- _Set of tasks_:
a - Revise the Palo Alto election comments between "As to those" and "complete the package.", inclusive, replacing "mass transit" with "public transit".
b - Continue the Palo Alto election comments from the point where they end.

- _Selected excerpt_:
------------

Seeing half of Wolbach's funding coming from outside of Palo Alto, including from three unions, makes me question whose interests he will serve the most.
Cormack's huge $46,000 support late in the campaign from the apartment owners PAC, along with Carl Guardino and his SVLG related PAC, shows that, unlike Cormack, these business interests don't need more data to make their decisions. They have enough data on Cormack to decide that she is their candidate.
As to those who focus on character when voting, I agree that character matters, as well as platform. At the core of character of a candidate includes being honest with voters about your true positions and values, and then living up to your claims or promises once elected. Unfortunately, Wolbach has a strong record of not doing that, Web Link, and Cormack has been generally evasive to us while getting support from big business outside supporters.


2 people like this
Posted by Pro-Development Voter
a resident of Another Palo Alto neighborhood
on Nov 6, 2018 at 2:48 pm

>The modern high-rises represent the modern 21st century approach to condensed living and most Millennials do not have a problem with it. Accessability to mass transit is paramount and it can be easily accomplished through eminant domain. Added bike paths would complete the package.

I love those high-rises! They make parts of Palo Alto look like a mini-Gotham.
We need more of them.

------------

[Bounding box prediction data]
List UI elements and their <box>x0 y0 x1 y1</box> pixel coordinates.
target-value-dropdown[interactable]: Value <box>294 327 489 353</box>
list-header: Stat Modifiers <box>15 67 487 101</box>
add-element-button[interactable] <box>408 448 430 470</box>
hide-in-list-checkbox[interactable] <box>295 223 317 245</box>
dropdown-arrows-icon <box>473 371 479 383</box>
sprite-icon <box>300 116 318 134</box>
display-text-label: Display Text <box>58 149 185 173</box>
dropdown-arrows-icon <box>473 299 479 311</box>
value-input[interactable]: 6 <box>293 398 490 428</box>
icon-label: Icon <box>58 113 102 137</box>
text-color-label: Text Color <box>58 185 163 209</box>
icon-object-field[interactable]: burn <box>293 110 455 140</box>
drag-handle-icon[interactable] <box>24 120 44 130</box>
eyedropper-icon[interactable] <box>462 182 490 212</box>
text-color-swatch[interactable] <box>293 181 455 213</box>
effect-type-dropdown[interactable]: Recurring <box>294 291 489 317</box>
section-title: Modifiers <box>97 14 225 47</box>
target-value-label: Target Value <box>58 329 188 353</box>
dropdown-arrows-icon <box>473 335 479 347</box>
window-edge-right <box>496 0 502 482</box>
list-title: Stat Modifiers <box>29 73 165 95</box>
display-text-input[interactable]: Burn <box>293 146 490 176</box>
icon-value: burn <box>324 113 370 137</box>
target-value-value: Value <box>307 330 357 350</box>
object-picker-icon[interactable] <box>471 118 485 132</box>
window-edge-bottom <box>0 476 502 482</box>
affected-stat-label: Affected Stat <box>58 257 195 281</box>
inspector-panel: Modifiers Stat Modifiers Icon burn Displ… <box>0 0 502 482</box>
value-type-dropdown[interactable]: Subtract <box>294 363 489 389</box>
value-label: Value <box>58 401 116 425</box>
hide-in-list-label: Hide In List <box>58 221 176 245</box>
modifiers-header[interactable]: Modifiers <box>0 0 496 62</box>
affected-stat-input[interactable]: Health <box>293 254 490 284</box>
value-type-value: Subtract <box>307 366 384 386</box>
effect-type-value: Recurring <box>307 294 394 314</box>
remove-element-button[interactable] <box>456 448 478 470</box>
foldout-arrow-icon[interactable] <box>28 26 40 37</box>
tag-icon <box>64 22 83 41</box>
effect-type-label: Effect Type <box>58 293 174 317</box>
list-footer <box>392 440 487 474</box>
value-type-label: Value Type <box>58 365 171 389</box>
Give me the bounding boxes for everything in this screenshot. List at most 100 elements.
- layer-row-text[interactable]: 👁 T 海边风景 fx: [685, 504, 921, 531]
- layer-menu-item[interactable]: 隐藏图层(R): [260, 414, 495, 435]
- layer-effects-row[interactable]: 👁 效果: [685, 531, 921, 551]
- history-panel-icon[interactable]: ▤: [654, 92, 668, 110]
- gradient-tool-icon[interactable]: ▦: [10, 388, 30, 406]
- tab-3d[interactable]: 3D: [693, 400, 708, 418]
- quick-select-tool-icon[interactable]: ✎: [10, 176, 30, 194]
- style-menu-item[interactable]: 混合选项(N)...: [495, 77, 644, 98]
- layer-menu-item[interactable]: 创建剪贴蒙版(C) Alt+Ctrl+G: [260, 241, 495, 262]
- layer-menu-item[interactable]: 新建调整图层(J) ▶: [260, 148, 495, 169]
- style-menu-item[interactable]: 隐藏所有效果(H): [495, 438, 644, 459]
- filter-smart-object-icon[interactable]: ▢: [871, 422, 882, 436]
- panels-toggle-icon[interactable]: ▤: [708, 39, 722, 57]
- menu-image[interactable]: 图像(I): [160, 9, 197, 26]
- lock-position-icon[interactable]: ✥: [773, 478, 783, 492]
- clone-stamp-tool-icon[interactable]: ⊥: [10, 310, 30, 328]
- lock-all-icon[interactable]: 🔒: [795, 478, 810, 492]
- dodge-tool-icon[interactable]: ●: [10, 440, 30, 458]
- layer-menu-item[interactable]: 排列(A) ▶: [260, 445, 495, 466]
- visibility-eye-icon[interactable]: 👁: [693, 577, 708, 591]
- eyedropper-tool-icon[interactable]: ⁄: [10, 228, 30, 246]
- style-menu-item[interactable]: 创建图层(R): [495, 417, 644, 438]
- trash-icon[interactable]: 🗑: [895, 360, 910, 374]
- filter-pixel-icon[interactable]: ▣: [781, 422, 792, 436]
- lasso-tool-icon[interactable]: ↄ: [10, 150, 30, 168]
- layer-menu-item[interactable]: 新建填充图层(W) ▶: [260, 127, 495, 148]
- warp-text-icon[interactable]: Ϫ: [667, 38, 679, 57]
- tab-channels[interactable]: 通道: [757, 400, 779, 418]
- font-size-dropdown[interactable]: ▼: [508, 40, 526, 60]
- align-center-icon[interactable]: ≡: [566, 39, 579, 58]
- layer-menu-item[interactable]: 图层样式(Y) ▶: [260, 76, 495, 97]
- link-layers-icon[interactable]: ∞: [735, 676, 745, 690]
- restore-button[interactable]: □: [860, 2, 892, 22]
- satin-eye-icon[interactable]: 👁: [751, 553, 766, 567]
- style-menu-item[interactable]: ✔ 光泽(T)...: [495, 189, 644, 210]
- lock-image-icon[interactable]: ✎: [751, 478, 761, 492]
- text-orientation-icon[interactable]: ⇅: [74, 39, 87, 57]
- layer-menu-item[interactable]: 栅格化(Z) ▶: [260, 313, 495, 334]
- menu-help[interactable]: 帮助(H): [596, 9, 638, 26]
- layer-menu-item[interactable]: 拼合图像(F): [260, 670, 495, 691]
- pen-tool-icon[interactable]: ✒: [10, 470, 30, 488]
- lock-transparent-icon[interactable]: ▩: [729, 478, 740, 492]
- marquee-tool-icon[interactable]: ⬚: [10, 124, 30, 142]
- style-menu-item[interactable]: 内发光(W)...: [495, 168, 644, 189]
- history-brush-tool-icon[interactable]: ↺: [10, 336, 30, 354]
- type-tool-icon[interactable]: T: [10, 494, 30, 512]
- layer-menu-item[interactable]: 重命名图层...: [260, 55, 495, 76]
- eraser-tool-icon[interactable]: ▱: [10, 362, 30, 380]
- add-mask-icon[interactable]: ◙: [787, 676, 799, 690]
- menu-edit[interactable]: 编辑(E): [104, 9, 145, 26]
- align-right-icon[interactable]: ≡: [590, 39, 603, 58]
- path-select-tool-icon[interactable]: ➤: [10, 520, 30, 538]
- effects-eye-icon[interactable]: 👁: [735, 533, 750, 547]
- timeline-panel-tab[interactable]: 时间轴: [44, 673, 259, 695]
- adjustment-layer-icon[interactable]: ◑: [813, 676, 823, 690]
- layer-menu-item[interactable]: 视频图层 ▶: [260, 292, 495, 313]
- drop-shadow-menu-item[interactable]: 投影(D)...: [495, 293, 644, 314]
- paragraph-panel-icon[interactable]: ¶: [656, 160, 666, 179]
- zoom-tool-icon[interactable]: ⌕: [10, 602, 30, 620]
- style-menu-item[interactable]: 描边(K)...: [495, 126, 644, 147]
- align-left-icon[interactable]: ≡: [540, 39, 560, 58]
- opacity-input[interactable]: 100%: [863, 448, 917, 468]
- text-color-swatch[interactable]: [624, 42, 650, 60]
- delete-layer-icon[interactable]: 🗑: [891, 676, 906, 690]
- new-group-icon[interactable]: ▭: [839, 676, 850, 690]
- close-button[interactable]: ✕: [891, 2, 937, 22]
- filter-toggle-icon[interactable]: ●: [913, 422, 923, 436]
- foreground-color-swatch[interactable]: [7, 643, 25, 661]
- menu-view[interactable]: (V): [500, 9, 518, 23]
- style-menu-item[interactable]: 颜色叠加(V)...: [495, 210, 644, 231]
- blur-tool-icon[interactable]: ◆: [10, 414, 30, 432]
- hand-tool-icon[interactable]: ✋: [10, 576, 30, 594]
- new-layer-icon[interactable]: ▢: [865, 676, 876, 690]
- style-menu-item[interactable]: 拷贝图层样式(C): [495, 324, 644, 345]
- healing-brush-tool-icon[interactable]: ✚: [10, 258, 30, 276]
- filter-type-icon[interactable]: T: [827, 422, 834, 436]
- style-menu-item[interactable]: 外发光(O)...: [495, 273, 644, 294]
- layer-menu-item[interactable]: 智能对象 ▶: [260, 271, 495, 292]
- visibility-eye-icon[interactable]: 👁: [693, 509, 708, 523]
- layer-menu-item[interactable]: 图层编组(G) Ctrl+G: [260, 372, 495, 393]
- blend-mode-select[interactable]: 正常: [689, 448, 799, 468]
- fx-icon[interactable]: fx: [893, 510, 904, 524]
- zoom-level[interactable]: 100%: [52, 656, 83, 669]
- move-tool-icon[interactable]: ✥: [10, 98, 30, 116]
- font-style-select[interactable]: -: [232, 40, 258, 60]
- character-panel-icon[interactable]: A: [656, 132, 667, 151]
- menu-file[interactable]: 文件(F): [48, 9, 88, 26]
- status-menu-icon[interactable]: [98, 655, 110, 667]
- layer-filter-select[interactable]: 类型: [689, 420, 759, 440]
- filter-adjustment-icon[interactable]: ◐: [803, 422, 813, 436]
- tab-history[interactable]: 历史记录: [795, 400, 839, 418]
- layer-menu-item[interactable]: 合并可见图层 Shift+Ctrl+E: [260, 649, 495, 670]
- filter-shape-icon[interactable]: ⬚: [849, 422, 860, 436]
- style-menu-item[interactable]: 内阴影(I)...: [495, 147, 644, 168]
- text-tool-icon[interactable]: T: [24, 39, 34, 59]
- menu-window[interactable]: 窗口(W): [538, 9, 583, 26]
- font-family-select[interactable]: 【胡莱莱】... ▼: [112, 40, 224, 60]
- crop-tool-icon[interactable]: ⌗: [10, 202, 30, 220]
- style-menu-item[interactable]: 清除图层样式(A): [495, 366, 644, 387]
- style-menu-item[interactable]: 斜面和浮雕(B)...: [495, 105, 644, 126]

------------

- _Responses by item number_:
a -
As to those who focus on character when voting, I agree that character matters, as well as platform. At the core of character of a candidate includes being honest with voters about your true positions and values, and then living up to your claims or promises once elected. Unfortunately, Wolbach has a strong record of not doing that, Web Link, and Cormack has been generally evasive to us while getting support from big business outside supporters.


2 people like this
Posted by Pro-Development Voter
a resident of Another Palo Alto neighborhood
on Nov 6, 2018 at 2:48 pm

>The modern high-rises represent the modern 21st century approach to condensed living and most Millennials do not have a problem with it. Accessability to public transit is paramount and it can be easily accomplished through eminant domain. Added bike paths would complete the package.

b -
The San Antonio Road development is so cool. No more Burger King (fast food-ugh), Oshmans (mediocre sports merchandise) and Sears (who shops at Sears anymore?).

The new complex is modern, compressed and makes maximum use of available land.
Hogging-up wasted space limits practical applications.

Another Millennial for development.


11 people like this
Posted by StarSpring
a resident of Adobe-Meadow
on Nov 6, 2018 at 5:19 pm

StarSpring is a registered user.

It is the wrong argument to suggest that existing residents want to deny newcomers a place to live. What we really want is to deny those people who want to overbuild the office complexes that drive the immigration that is making Palo Alto an unhealthy place to live for both newcomers and old timers alike. The Supreme Court may say that corporations are people, but corporations don't care about quality of life. There has been a net outflow of people from California as a whole. Palo Alto and the greater Bay Area is an exception to that 15 year trend, When our bubble bursts, and it will burst, we will be the next Detroit. Vote out the short-sighted, developer-friendly council members TODAY and the rest at the next election.


6 people like this
Posted by StarSpring
a resident of Adobe-Meadow
on Nov 6, 2018 at 5:29 pm

StarSpring is a registered user.

Question for the "Millennials for development" posting here.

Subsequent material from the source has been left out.